▶ [Description of the task]:
Return each entry exactly, omitting nothing.
==*==
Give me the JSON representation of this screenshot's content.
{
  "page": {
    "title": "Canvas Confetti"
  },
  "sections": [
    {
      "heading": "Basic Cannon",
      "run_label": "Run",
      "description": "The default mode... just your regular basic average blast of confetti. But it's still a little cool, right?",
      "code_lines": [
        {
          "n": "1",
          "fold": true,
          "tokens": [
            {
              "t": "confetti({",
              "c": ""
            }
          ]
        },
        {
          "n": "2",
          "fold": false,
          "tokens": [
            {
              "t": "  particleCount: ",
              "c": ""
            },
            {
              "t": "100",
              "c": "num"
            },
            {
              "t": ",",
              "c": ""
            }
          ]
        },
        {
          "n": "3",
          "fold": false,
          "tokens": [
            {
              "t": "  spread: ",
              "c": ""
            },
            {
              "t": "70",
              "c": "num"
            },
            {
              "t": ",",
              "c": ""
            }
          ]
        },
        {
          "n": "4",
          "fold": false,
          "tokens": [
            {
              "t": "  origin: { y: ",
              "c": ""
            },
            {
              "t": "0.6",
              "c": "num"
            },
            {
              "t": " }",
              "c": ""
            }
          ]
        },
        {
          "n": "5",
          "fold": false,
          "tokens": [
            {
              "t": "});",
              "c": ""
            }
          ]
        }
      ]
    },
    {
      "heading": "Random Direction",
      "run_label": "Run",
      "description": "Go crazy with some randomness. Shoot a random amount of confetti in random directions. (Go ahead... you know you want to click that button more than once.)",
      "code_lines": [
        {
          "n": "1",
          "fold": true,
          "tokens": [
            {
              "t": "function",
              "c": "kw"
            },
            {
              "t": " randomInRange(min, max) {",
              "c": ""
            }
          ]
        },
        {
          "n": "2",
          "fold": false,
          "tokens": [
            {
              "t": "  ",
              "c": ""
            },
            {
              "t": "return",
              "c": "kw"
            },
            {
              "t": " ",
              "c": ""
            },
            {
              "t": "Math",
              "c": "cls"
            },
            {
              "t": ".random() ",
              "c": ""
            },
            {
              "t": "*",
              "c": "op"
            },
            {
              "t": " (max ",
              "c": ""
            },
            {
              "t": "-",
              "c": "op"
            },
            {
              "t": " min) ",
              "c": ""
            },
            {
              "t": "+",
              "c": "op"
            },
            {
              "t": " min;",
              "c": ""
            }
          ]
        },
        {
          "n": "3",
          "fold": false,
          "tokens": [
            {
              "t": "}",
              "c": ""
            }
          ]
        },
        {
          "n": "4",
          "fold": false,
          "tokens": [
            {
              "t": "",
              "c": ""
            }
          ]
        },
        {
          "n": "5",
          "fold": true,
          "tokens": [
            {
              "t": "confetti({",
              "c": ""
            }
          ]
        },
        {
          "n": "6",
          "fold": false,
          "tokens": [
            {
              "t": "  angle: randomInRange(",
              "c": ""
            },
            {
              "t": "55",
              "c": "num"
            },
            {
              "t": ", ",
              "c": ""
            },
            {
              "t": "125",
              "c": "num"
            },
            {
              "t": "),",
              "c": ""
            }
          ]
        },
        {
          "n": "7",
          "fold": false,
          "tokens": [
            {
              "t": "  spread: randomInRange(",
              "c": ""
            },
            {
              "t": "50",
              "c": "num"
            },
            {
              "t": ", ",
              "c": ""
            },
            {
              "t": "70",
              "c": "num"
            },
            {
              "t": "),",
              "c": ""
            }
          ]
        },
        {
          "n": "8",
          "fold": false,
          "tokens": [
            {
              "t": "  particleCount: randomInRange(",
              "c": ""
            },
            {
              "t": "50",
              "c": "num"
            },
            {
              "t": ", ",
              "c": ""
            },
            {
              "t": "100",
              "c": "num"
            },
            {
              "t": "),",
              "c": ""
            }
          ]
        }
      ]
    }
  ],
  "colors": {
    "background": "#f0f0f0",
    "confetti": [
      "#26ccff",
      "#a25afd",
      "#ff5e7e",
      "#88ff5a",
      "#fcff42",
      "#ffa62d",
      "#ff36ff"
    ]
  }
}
==*==
▶ [Answer to the task]:
Give me the JSON representation of this screenshot's content.
{
  "page": {
    "title": "Canvas Confetti"
  },
  "sections": [
    {
      "heading": "Basic Cannon",
      "run_label": "Run",
      "description": "The default mode... just your regular basic average blast of confetti. But it's still a little cool, right?",
      "code_lines": [
        {
          "n": "1",
          "fold": true,
          "tokens": [
            {
              "t": "confetti({",
              "c": ""
            }
          ]
        },
        {
          "n": "2",
          "fold": false,
          "tokens": [
            {
              "t": "  particleCount: ",
              "c": ""
            },
            {
              "t": "100",
              "c": "num"
            },
            {
              "t": ",",
              "c": ""
            }
          ]
        },
        {
          "n": "3",
          "fold": false,
          "tokens": [
            {
              "t": "  spread: ",
              "c": ""
            },
            {
              "t": "70",
              "c": "num"
            },
            {
              "t": ",",
              "c": ""
            }
          ]
        },
        {
          "n": "4",
          "fold": false,
          "tokens": [
            {
              "t": "  origin: { y: ",
              "c": ""
            },
            {
              "t": "0.6",
              "c": "num"
            },
            {
              "t": " }",
              "c": ""
            }
          ]
        },
        {
          "n": "5",
          "fold": false,
          "tokens": [
            {
              "t": "});",
              "c": ""
            }
          ]
        }
      ]
    },
    {
      "heading": "Random Direction",
      "run_label": "Run",
      "description": "Go crazy with some randomness. Shoot a random amount of confetti in random directions. (Go ahead... you know you want to click that button more than once.)",
      "code_lines": [
        {
          "n": "1",
          "fold": true,
          "tokens": [
            {
              "t": "function",
              "c": "kw"
            },
            {
              "t": " randomInRange(min, max) {",
              "c": ""
            }
          ]
        },
        {
          "n": "2",
          "fold": false,
          "tokens": [
            {
              "t": "  ",
              "c": ""
            },
            {
              "t": "return",
              "c": "kw"
            },
            {
              "t": " ",
              "c": ""
            },
            {
              "t": "Math",
              "c": "cls"
            },
            {
              "t": ".random() ",
              "c": ""
            },
            {
              "t": "*",
              "c": "op"
            },
            {
              "t": " (max ",
              "c": ""
            },
            {
              "t": "-",
              "c": "op"
            },
            {
              "t": " min) ",
              "c": ""
            },
            {
              "t": "+",
              "c": "op"
            },
            {
              "t": " min;",
              "c": ""
            }
          ]
        },
        {
          "n": "3",
          "fold": false,
          "tokens": [
            {
              "t": "}",
              "c": ""
            }
          ]
        },
        {
          "n": "4",
          "fold": false,
          "tokens": [
            {
              "t": "",
              "c": ""
            }
          ]
        },
        {
          "n": "5",
          "fold": true,
          "tokens": [
            {
              "t": "confetti({",
              "c": ""
            }
          ]
        },
        {
          "n": "6",
          "fold": false,
          "tokens": [
            {
              "t": "  angle: randomInRange(",
              "c": ""
            },
            {
              "t": "55",
              "c": "num"
            },
            {
              "t": ", ",
              "c": ""
            },
            {
              "t": "125",
              "c": "num"
            },
            {
              "t": "),",
              "c": ""
            }
          ]
        },
        {
          "n": "7",
          "fold": false,
          "tokens": [
            {
              "t": "  spread: randomInRange(",
              "c": ""
            },
            {
              "t": "50",
              "c": "num"
            },
            {
              "t": ", ",
              "c": ""
            },
            {
              "t": "70",
              "c": "num"
            },
            {
              "t": "),",
              "c": ""
            }
          ]
        },
        {
          "n": "8",
          "fold": false,
          "tokens": [
            {
              "t": "  particleCount: randomInRange(",
              "c": ""
            },
            {
              "t": "50",
              "c": "num"
            },
            {
              "t": ", ",
              "c": ""
            },
            {
              "t": "100",
              "c": "num"
            },
            {
              "t": "),",
              "c": ""
            }
          ]
        }
      ]
    }
  ],
  "colors": {
    "background": "#f0f0f0",
    "confetti": [
      "#26ccff",
      "#a25afd",
      "#ff5e7e",
      "#88ff5a",
      "#fcff42",
      "#ffa62d",
      "#ff36ff"
    ]
  }
}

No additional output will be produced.